Your task: Gather each line containing the string "JSON" from these entries.

# start of Material for this task

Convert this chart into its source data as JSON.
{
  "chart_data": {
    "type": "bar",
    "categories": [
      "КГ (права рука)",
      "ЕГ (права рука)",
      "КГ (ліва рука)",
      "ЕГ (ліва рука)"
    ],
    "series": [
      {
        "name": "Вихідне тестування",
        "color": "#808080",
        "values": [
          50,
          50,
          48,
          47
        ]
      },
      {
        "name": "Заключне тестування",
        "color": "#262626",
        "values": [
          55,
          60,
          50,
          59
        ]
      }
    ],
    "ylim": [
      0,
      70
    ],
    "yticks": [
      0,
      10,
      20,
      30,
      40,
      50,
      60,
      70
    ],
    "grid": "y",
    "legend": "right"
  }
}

# end of Material for this task
# start of Material for this task

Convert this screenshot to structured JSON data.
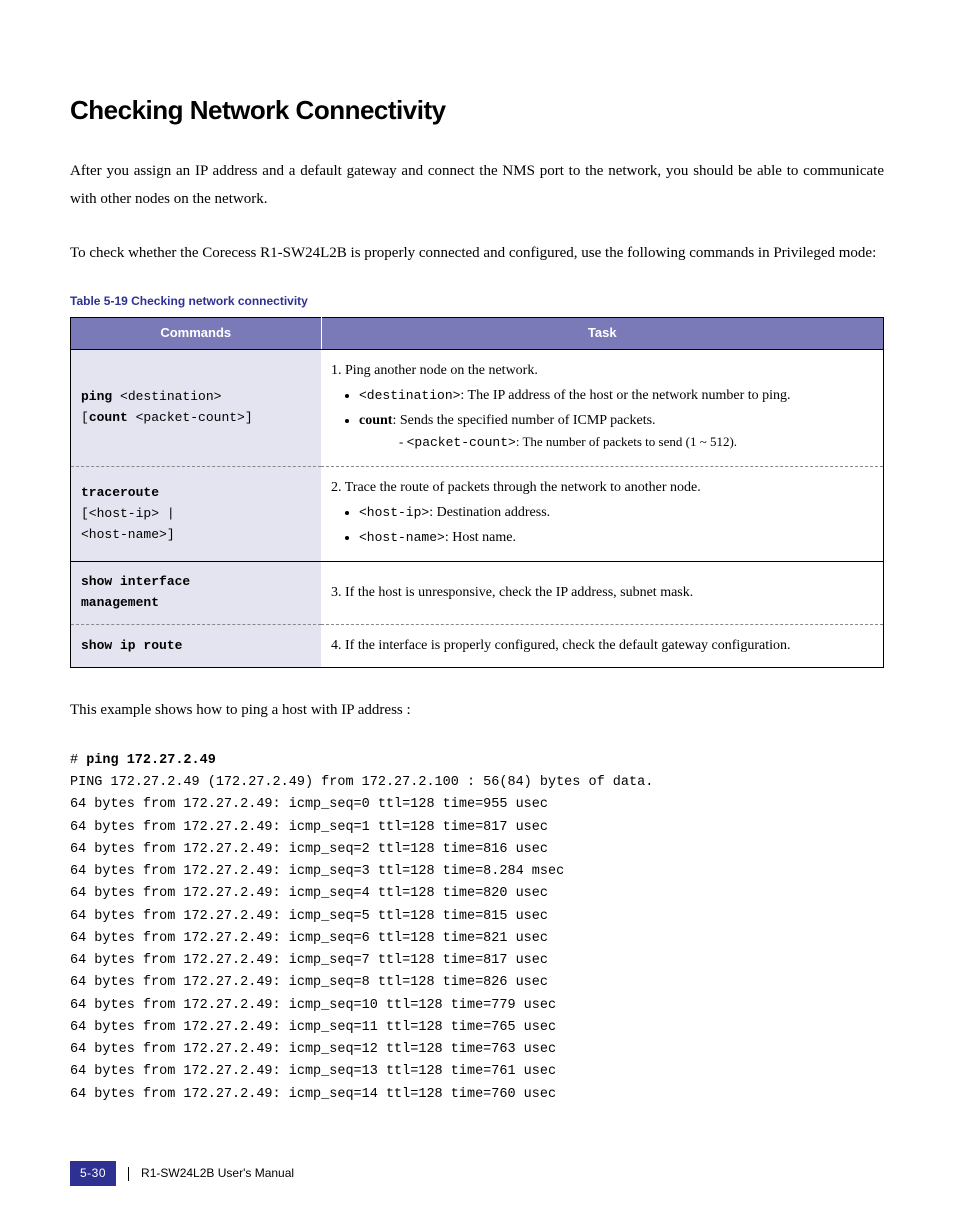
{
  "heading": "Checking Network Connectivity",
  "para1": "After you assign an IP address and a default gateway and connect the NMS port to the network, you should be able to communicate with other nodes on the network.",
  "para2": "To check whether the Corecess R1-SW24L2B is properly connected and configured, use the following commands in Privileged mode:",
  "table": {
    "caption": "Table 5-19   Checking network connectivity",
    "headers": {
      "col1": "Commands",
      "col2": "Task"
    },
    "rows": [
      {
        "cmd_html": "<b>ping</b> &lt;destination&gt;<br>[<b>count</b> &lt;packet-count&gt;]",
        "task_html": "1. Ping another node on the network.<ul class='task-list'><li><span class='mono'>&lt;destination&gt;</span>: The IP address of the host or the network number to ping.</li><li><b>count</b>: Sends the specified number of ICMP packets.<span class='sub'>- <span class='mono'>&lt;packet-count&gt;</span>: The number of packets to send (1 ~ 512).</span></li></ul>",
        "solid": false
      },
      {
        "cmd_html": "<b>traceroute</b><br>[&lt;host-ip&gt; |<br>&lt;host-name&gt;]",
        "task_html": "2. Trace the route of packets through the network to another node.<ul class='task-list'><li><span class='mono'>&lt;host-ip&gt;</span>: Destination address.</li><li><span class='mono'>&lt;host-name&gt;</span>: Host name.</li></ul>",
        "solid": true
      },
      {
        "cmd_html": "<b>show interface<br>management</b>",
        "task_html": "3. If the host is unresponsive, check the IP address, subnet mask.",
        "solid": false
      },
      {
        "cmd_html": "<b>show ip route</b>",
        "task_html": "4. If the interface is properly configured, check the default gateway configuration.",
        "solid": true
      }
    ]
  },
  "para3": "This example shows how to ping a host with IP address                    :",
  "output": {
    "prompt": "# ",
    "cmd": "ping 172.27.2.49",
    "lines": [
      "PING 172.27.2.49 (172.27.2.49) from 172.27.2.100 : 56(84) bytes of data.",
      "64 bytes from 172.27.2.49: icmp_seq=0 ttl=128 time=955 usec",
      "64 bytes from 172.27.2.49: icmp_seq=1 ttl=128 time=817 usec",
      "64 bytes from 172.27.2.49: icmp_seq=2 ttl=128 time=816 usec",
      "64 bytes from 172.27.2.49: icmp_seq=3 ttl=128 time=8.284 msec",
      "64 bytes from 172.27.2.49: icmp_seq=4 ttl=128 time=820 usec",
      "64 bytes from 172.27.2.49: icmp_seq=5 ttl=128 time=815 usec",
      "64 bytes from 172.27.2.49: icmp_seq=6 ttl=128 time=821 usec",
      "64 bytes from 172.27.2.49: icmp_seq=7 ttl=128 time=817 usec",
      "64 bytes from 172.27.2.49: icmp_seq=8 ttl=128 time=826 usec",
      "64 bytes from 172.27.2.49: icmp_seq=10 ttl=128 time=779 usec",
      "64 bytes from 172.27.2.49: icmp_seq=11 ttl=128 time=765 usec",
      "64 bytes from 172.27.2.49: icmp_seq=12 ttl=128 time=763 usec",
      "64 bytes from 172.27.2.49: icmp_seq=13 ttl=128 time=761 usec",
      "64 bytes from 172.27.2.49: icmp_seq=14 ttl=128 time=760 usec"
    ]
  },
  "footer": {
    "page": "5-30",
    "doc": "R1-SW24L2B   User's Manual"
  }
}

# end of Material for this task

Output for this task:
Convert this chart into its source data as JSON.
Convert this screenshot to structured JSON data.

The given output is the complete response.